Collected data entries:
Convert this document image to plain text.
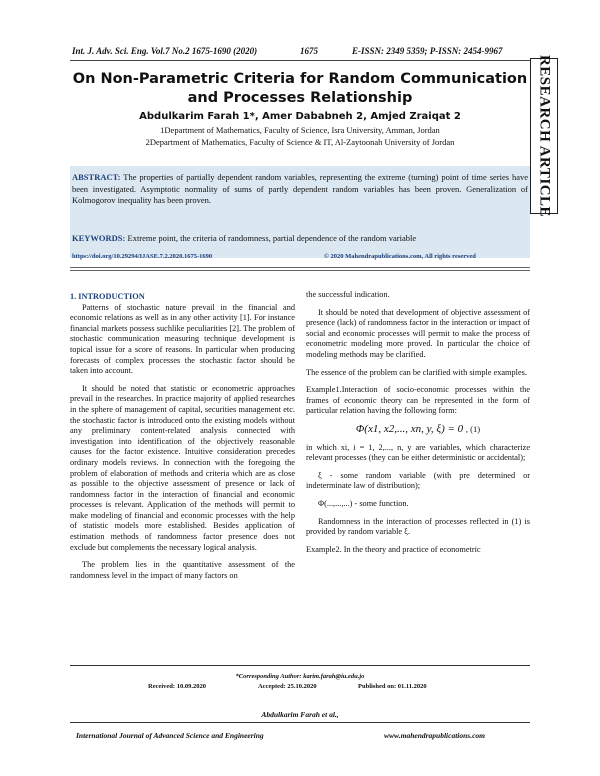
Int. J. Adv. Sci. Eng. Vol.7 No.2 1675-1690 (2020)	1675	E-ISSN: 2349 5359; P-ISSN: 2454-9967
RESEARCH ARTICLE
On Non-Parametric Criteria for Random Communication and Processes Relationship
Abdulkarim Farah 1*, Amer Dababneh 2, Amjed Zraiqat 2
1Department of Mathematics, Faculty of Science, Isra University, Amman, Jordan
2Department of Mathematics, Faculty of Science & IT, Al-Zaytoonah University of Jordan
ABSTRACT: The properties of partially dependent random variables, representing the extreme (turning) point of time series have been investigated. Asymptotic normality of sums of partly dependent random variables has been proven. Generalization of Kolmogorov inequality has been proven.
KEYWORDS: Extreme point, the criteria of randomness, partial dependence of the random variable
https://doi.org/10.29294/IJASE.7.2.2020.1675-1690	© 2020 Mahendrapublications.com, All rights reserved
1. INTRODUCTION

Patterns of stochastic nature prevail in the financial and economic relations as well as in any other activity [1]. For instance financial markets possess suchlike peculiarities [2]. The problem of stochastic communication measuring technique development is topical issue for a score of reasons. In particular when producing forecasts of complex processes the stochastic factor should be taken into account.

It should be noted that statistic or econometric approaches prevail in the researches. In practice majority of applied researches in the sphere of management of capital, securities management etc. the stochastic factor is introduced onto the existing models without any preliminary content-related analysis connected with investigation into identification of the objectively reasonable causes for the factor existence. Intuitive consideration precedes ordinary models reviews. In connection with the foregoing the problem of elaboration of methods and criteria which are as close as possible to the objective assessment of presence or lack of randomness factor in the interaction of financial and economic processes is relevant. Application of the methods will permit to make modeling of financial and economic processes with the help of statistic models more established. Besides application of estimation methods of randomness factor presence does not exclude but complements the necessary logical analysis.

The problem lies in the quantitative assessment of the randomness level in the impact of many factors on

the successful indication.

It should be noted that development of objective assessment of presence (lack) of randomness factor in the interaction or impact of social and economic processes will permit to make the process of econometric modeling more proved. In particular the choice of modeling methods may be clarified.

The essence of the problem can be clarified with simple examples.

Example1.Interaction of socio-economic processes within the frames of economic theory can be represented in the form of particular relation having the following form:

Φ(x1, x2,..., xn, y, ξ) = 0 , (1)

in which xi, i = 1, 2,..., n, y are variables, which characterize relevant processes (they can be either deterministic or accidental);

ξ - some random variable (with pre determined or indeterminate law of distribution);

Φ(...,...,...) - some function.

Randomness in the interaction of processes reflected in (1) is provided by random variable ξ.

Example2. In the theory and practice of econometric

*Corresponding Author: karim.farah@iu.edu.jo
Received: 10.09.2020	Accepted: 25.10.2020	Published on: 01.11.2020
Abdulkarim Farah et al.,
International Journal of Advanced Science and Engineering	www.mahendrapublications.com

_WHAT IS REQUIRED_
Wherever "University" shows up in a line, copy that line.

_RESPONSE FOR THIS EXERCISE_
1Department of Mathematics, Faculty of Science, Isra University, Amman, Jordan
2Department of Mathematics, Faculty of Science & IT, Al-Zaytoonah University of Jordan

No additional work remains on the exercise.